EXERCISE DIRECTIONS:
Copy out the rows from the very first line through the line that contains "checkbox-lightning[interactable]: ✕ bbox=[781, 243, 795, 257]", with both ends included.

Page element annotations:
================

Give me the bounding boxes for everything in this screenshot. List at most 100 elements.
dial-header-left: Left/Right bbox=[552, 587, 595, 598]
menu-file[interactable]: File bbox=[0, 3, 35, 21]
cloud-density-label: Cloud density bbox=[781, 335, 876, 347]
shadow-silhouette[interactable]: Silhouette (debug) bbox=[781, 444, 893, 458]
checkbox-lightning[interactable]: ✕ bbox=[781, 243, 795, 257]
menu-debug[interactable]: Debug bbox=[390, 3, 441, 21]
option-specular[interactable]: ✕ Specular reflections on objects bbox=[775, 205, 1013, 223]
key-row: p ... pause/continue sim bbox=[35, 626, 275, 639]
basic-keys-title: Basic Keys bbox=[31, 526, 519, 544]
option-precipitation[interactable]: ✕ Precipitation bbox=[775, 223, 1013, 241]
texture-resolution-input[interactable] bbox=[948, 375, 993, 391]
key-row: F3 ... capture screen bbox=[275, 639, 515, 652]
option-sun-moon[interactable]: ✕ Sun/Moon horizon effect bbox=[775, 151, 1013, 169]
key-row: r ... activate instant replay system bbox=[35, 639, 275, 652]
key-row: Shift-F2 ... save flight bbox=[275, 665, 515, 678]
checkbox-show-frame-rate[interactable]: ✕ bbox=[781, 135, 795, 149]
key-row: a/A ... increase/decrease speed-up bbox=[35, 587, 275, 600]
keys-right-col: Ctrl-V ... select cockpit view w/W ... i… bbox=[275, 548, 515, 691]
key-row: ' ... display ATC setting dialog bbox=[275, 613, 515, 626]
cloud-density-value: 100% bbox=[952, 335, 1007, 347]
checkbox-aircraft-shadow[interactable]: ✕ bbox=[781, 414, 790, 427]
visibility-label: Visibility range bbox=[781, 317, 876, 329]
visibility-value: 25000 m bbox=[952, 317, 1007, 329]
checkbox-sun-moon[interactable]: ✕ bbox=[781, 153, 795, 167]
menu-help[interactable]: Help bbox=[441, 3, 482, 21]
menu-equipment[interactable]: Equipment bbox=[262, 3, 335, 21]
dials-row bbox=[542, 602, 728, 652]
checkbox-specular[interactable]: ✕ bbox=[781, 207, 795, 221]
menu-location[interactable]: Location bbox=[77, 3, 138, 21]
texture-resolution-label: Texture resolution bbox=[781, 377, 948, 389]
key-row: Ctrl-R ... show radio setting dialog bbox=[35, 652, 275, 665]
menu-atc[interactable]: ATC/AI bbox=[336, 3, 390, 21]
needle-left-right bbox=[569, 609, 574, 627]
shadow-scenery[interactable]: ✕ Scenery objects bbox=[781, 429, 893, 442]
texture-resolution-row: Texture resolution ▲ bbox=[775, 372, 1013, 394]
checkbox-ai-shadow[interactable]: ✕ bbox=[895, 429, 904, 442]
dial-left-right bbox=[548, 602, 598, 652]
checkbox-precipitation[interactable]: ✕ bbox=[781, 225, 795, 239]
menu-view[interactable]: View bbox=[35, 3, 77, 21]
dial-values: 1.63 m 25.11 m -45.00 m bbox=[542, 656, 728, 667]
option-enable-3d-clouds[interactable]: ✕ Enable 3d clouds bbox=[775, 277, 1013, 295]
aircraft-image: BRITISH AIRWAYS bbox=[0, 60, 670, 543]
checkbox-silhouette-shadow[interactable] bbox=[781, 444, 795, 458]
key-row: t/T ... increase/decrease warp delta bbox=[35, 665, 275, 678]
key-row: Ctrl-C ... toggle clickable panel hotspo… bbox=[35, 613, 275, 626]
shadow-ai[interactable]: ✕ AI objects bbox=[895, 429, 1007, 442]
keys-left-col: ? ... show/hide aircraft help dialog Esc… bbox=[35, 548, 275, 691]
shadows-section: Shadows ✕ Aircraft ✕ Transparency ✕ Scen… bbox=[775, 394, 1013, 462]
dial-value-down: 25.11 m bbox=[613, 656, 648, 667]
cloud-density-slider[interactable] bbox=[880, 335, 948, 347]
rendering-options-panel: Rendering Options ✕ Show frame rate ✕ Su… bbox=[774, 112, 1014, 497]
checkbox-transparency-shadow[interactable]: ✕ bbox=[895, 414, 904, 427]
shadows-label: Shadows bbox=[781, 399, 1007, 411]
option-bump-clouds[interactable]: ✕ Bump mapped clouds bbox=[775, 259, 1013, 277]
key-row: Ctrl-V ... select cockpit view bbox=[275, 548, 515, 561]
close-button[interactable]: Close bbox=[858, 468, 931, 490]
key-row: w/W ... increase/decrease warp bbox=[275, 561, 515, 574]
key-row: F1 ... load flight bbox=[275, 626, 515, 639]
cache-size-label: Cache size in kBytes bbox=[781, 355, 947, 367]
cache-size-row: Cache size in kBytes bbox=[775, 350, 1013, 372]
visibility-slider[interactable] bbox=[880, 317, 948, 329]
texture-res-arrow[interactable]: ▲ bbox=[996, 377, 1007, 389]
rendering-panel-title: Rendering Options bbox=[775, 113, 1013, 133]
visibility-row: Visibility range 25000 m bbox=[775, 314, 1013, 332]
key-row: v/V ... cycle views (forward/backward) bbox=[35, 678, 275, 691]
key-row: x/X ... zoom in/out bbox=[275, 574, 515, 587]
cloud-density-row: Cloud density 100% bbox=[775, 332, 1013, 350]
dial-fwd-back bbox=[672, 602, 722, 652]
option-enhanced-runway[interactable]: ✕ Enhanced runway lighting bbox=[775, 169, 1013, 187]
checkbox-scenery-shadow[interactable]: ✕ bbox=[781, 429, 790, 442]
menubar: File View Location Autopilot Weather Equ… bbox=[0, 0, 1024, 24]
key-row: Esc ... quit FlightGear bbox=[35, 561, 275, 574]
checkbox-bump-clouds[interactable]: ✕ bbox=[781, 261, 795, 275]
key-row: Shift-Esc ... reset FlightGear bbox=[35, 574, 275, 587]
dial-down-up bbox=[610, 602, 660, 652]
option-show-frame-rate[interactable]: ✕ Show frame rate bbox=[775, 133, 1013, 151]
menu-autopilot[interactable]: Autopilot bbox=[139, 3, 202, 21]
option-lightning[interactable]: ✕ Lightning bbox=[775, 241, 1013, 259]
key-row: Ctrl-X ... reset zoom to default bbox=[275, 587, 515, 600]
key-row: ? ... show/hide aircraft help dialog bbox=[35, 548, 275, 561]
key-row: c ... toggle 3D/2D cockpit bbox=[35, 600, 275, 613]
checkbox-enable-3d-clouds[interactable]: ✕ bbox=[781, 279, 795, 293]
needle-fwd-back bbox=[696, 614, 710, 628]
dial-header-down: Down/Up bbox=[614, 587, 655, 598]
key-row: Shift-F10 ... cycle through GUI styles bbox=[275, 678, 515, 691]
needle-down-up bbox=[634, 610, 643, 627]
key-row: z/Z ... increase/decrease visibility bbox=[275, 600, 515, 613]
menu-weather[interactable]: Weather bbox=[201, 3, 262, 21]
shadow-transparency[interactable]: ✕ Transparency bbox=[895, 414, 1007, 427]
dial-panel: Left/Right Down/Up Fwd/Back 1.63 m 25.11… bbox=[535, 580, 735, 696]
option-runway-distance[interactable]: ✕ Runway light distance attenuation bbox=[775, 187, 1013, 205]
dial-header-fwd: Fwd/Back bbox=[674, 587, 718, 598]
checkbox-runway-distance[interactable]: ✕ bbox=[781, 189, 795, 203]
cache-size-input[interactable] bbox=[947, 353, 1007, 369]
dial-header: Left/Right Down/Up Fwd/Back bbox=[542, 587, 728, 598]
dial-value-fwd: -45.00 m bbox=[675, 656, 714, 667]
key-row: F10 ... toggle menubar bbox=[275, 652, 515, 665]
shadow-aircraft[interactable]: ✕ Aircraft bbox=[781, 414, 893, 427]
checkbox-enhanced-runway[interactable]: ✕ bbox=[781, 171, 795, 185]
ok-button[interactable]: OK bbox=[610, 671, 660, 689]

================

RESPONSE:
Give me the bounding boxes for everything in this screenshot. List at most 100 elements.
dial-header-left: Left/Right bbox=[552, 587, 595, 598]
menu-file[interactable]: File bbox=[0, 3, 35, 21]
cloud-density-label: Cloud density bbox=[781, 335, 876, 347]
shadow-silhouette[interactable]: Silhouette (debug) bbox=[781, 444, 893, 458]
checkbox-lightning[interactable]: ✕ bbox=[781, 243, 795, 257]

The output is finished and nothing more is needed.